** Start **

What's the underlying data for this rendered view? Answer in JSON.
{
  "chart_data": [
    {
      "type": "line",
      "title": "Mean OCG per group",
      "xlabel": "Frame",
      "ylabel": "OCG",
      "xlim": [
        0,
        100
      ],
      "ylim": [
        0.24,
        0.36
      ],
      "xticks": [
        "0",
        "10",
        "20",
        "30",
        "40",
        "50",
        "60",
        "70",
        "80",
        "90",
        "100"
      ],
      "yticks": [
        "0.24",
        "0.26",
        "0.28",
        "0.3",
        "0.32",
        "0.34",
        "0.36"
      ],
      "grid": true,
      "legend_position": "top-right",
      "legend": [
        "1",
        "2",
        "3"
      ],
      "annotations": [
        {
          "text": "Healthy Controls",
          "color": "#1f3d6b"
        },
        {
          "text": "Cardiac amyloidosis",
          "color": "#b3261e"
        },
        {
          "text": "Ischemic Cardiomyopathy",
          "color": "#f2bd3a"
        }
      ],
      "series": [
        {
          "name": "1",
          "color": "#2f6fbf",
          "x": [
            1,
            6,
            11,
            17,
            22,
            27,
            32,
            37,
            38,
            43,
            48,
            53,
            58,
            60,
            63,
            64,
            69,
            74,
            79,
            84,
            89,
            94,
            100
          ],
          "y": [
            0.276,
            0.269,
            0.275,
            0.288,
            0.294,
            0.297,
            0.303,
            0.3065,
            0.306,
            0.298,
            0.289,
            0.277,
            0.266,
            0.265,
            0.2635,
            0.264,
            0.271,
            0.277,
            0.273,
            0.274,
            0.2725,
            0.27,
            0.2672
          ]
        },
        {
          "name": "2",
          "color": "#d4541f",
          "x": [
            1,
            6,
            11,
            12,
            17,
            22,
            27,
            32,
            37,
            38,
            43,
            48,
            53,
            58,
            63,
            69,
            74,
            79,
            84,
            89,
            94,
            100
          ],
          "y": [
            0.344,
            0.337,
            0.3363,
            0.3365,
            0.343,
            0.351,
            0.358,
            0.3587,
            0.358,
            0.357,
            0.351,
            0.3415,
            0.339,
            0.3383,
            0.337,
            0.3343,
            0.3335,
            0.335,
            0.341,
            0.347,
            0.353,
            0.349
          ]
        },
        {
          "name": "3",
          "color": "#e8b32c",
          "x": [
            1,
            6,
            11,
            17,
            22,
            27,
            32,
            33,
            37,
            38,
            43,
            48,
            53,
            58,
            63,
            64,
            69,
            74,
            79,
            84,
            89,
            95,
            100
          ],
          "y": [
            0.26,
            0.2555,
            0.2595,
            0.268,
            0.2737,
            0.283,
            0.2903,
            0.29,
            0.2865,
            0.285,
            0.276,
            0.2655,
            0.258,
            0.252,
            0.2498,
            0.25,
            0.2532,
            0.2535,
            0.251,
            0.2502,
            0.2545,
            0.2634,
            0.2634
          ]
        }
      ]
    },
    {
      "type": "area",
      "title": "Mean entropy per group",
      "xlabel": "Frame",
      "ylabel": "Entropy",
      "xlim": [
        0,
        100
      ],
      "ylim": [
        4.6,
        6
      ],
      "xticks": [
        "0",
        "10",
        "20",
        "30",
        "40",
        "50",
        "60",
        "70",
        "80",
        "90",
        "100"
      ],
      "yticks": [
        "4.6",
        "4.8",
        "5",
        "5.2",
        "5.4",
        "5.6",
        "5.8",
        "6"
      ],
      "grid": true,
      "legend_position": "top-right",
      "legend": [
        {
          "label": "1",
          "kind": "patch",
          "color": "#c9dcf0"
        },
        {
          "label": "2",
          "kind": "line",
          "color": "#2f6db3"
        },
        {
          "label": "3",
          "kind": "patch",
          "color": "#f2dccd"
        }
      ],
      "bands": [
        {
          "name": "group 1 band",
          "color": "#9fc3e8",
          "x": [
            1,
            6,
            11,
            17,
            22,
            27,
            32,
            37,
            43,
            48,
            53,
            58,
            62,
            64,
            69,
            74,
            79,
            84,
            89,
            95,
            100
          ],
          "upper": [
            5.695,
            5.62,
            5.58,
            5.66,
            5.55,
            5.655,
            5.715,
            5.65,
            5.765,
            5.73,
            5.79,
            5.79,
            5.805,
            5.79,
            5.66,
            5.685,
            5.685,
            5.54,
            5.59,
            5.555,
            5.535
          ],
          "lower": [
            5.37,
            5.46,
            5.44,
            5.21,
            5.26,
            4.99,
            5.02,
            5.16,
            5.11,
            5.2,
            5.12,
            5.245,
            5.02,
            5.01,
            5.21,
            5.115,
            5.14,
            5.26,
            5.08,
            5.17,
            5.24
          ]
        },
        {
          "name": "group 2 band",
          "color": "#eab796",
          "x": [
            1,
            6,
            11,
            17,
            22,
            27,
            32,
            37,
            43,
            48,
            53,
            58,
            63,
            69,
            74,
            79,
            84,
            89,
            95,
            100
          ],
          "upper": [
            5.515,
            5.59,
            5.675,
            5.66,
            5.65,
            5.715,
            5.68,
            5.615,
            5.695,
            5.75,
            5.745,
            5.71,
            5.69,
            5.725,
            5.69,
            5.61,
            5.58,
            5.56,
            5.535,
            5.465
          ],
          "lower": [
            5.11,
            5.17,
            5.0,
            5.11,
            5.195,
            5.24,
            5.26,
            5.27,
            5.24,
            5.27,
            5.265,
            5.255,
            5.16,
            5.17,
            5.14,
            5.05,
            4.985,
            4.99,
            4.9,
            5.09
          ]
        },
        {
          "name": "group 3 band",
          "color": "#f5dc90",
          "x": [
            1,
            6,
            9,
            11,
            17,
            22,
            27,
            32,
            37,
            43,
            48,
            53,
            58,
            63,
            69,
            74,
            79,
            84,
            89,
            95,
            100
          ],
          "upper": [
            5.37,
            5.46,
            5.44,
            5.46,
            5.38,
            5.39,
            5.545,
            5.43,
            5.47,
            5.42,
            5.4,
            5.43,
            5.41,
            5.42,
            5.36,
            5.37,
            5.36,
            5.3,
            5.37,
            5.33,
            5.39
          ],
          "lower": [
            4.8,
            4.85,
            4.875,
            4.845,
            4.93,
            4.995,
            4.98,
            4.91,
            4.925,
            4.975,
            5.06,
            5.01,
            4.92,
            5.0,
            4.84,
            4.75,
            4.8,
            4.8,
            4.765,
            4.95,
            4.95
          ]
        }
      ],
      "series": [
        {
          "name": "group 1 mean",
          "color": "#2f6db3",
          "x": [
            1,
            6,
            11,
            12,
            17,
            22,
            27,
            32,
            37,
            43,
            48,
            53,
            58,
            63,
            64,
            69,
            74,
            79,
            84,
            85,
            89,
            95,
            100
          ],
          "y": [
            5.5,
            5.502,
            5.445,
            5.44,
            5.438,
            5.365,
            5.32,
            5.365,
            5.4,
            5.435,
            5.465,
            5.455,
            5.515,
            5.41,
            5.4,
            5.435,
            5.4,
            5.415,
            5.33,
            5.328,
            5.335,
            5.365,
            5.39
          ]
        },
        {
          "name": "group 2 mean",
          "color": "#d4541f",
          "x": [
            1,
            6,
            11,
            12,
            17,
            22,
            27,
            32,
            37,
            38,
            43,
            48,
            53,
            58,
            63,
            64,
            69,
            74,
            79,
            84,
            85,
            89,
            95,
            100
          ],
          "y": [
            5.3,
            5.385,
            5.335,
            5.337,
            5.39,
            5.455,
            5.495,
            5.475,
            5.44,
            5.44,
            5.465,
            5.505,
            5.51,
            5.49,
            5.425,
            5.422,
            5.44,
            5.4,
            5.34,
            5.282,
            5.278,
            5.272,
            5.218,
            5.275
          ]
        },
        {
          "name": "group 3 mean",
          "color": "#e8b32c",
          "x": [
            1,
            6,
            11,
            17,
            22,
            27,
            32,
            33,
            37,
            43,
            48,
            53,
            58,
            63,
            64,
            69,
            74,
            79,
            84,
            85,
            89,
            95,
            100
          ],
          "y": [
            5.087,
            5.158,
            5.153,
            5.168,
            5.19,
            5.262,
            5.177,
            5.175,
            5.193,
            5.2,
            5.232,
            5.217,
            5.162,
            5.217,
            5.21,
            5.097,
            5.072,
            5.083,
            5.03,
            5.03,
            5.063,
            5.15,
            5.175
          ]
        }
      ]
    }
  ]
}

** End **

Required work: Track down every line of the material containing the string "text", and copy it.

Solution for this problem:
          "text": "Healthy Controls",
          "text": "Cardiac amyloidosis",
          "text": "Ischemic Cardiomyopathy",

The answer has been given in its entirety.